● **Data for processing**
— start —
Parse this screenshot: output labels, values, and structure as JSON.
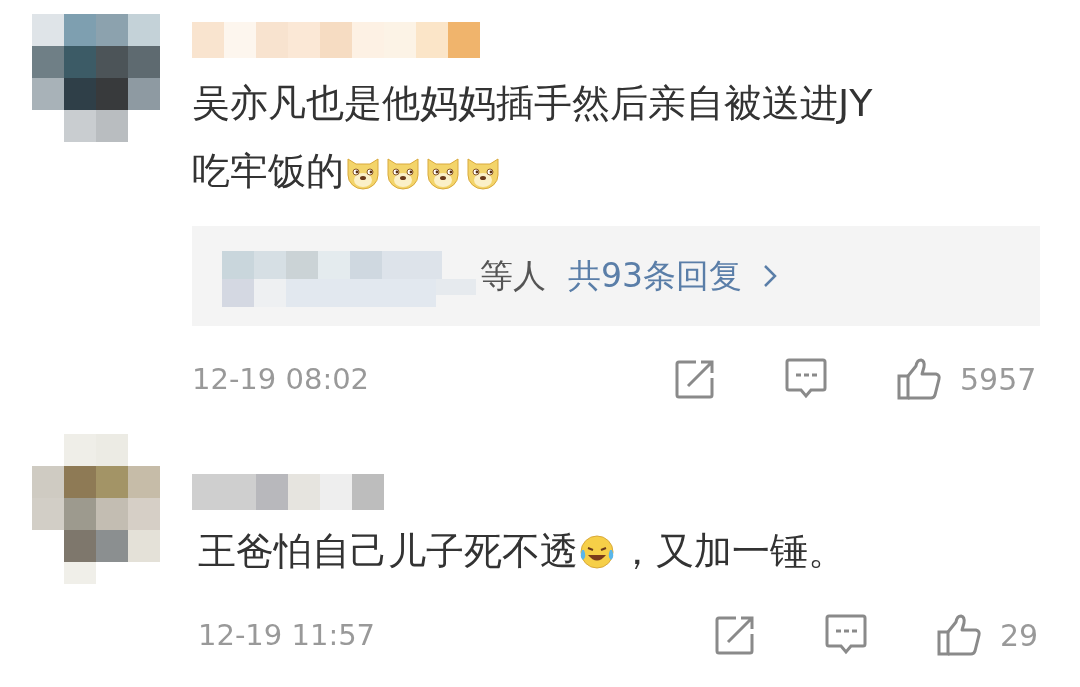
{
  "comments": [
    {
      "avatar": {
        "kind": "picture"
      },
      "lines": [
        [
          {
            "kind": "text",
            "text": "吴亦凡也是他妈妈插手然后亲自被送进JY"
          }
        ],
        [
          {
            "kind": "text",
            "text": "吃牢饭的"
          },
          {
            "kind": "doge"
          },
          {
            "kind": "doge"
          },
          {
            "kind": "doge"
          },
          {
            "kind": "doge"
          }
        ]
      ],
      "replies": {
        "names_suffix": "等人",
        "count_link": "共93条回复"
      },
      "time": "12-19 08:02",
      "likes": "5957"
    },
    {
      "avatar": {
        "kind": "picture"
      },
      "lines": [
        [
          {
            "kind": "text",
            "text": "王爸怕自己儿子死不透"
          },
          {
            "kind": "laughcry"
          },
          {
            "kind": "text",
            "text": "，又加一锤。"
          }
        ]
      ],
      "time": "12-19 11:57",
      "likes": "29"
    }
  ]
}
— end —
● **Task statement**
Write out each entry exactly as given, but skip the pictures.

● **Reply**
Parse this screenshot: output labels, values, and structure as JSON.
{
  "comments": [
    {
      "avatar": {
        "kind": "picture"
      },
      "lines": [
        [
          {
            "kind": "text",
            "text": "吴亦凡也是他妈妈插手然后亲自被送进JY"
          }
        ],
        [
          {
            "kind": "text",
            "text": "吃牢饭的"
          },
          {
            "kind": "doge"
          },
          {
            "kind": "doge"
          },
          {
            "kind": "doge"
          },
          {
            "kind": "doge"
          }
        ]
      ],
      "replies": {
        "names_suffix": "等人",
        "count_link": "共93条回复"
      },
      "time": "12-19 08:02",
      "likes": "5957"
    },
    {
      "avatar": {
        "kind": "picture"
      },
      "lines": [
        [
          {
            "kind": "text",
            "text": "王爸怕自己儿子死不透"
          },
          {
            "kind": "laughcry"
          },
          {
            "kind": "text",
            "text": "，又加一锤。"
          }
        ]
      ],
      "time": "12-19 11:57",
      "likes": "29"
    }
  ]
}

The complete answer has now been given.